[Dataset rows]
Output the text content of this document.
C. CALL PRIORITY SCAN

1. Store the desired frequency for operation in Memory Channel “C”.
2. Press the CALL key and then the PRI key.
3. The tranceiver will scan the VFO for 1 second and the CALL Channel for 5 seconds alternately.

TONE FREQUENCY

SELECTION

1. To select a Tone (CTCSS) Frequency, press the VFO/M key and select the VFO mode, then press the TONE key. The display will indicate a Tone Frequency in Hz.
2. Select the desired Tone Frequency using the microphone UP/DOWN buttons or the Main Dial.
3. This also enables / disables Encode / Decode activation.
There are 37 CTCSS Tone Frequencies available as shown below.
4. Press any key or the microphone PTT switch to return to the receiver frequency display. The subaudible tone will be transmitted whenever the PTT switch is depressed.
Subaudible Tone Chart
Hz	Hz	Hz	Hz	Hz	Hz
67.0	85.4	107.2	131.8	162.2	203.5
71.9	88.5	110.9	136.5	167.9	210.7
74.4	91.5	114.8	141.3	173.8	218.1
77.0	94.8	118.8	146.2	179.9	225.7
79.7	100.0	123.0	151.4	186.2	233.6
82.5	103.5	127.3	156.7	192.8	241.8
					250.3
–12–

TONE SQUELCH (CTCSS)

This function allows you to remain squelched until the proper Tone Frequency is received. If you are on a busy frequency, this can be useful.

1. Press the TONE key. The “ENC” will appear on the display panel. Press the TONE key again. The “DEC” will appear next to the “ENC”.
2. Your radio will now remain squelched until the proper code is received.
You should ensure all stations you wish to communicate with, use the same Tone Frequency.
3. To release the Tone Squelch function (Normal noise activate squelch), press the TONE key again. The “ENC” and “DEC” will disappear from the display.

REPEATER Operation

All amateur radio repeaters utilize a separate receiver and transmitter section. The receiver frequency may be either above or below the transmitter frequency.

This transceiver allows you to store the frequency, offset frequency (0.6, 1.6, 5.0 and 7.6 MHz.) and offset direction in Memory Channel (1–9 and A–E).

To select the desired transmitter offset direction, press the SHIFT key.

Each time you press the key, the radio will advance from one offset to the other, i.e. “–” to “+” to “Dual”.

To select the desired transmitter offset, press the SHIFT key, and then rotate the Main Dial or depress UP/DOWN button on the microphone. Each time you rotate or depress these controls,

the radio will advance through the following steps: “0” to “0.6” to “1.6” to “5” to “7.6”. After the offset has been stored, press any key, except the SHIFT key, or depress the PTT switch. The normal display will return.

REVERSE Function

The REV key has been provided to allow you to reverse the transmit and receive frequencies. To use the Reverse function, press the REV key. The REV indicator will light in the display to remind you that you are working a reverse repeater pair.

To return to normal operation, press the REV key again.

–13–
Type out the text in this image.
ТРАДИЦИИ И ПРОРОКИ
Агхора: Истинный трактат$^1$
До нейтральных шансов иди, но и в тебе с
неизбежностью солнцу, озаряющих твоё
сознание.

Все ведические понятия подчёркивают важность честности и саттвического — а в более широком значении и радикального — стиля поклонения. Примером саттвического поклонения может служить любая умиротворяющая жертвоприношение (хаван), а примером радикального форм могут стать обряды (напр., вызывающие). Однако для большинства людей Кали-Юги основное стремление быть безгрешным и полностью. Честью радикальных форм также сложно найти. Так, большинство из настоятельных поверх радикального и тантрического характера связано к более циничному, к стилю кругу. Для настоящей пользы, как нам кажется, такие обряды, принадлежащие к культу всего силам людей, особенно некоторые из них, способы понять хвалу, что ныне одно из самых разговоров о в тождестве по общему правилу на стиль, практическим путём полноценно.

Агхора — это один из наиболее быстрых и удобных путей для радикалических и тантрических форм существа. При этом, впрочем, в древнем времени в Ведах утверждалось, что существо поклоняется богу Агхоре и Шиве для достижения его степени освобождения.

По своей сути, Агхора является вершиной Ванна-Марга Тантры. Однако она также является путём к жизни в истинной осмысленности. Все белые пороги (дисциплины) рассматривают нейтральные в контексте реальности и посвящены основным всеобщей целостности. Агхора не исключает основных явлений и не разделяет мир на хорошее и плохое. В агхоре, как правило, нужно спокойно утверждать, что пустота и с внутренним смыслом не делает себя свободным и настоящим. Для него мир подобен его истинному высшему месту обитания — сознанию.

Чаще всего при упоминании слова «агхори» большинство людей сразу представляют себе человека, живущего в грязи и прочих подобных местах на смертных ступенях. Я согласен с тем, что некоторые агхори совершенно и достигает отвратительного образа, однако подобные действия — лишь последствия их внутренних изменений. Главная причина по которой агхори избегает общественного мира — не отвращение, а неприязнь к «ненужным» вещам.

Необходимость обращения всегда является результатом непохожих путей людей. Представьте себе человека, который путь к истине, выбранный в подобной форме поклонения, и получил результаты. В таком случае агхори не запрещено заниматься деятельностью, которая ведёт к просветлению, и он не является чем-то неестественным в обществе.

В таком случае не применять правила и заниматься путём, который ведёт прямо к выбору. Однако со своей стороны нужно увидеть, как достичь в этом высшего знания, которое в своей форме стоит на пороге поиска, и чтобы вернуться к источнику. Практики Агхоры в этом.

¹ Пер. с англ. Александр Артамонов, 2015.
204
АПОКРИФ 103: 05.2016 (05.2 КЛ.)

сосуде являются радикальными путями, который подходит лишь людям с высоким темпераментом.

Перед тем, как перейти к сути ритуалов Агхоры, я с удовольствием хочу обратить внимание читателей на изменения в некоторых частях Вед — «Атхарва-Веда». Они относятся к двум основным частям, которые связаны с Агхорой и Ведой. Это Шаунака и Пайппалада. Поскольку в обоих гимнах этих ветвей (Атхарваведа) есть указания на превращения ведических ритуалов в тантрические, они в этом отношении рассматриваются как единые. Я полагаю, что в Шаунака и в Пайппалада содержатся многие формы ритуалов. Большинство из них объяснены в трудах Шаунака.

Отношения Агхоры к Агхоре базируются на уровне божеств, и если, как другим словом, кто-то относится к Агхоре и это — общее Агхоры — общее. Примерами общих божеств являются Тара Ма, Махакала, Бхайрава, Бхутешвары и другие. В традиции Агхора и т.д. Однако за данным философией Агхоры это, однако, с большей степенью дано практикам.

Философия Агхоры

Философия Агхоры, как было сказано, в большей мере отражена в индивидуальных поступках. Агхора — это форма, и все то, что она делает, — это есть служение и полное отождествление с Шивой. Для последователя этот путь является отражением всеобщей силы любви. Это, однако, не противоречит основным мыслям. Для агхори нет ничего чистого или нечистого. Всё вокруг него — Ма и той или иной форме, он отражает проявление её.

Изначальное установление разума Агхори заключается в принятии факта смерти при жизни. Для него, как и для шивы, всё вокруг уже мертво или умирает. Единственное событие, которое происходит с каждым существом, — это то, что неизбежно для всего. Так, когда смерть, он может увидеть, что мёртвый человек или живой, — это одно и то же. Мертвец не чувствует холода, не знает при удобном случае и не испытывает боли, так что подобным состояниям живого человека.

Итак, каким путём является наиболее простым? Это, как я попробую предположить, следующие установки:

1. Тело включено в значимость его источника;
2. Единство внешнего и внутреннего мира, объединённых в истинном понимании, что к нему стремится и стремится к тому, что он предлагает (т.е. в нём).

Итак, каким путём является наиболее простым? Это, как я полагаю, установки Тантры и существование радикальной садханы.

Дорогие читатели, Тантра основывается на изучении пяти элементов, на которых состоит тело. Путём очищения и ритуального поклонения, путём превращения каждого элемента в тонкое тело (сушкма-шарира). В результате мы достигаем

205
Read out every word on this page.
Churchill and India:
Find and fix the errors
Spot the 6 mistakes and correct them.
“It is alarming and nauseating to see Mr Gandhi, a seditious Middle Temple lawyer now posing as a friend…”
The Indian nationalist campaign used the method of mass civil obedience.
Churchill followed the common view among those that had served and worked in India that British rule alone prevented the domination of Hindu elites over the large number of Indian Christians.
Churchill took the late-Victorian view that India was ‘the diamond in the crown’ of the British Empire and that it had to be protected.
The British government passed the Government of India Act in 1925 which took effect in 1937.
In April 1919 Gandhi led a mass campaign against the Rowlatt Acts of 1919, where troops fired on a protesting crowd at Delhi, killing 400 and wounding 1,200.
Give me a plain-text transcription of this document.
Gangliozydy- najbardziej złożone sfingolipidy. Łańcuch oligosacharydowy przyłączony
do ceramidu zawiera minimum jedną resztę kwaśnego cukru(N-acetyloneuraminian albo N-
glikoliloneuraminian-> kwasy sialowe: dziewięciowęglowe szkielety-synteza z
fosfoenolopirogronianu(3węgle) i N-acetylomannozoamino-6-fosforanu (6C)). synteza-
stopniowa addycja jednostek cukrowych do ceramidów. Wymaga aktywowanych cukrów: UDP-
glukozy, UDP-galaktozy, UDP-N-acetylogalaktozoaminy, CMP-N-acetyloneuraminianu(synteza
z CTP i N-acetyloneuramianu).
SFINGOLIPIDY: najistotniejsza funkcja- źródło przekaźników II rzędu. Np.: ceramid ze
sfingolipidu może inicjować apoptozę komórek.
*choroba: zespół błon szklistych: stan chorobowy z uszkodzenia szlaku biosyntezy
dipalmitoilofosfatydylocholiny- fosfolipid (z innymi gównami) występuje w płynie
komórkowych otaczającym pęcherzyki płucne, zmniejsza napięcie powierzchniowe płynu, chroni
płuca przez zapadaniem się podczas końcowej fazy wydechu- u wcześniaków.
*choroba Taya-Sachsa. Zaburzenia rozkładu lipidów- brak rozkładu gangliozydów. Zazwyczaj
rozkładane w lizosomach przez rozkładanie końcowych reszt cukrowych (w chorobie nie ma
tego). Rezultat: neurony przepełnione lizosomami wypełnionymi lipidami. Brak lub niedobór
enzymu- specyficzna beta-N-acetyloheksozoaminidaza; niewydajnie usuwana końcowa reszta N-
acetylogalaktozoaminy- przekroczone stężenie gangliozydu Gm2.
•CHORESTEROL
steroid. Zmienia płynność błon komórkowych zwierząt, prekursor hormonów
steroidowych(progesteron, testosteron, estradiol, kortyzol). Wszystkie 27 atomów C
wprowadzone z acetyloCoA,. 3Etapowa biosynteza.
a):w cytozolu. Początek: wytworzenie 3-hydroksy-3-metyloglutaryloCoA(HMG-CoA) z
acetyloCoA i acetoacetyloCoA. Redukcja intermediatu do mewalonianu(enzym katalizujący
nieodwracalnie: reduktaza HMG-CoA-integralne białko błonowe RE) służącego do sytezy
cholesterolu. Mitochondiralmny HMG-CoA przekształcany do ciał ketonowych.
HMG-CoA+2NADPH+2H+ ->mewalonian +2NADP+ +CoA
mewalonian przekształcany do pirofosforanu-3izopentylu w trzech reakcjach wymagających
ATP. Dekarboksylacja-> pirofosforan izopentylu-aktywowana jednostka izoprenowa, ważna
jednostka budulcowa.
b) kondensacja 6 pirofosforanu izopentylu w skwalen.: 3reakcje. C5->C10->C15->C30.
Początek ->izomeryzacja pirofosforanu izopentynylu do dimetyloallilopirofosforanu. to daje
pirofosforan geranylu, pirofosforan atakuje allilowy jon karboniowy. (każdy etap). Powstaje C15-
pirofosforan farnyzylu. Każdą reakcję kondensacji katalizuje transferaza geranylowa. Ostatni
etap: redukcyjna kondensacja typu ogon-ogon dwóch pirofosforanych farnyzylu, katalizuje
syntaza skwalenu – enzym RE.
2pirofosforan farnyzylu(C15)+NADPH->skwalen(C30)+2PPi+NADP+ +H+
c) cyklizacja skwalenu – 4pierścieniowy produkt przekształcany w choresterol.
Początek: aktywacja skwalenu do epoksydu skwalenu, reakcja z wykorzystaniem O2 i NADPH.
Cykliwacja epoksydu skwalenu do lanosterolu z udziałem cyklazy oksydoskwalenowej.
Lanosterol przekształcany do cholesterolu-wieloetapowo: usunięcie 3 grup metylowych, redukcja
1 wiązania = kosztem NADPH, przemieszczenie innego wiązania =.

◆ Given problem
Go through the material above and count the lines that contain "view"; answer with the number alone.

◆ Solution
2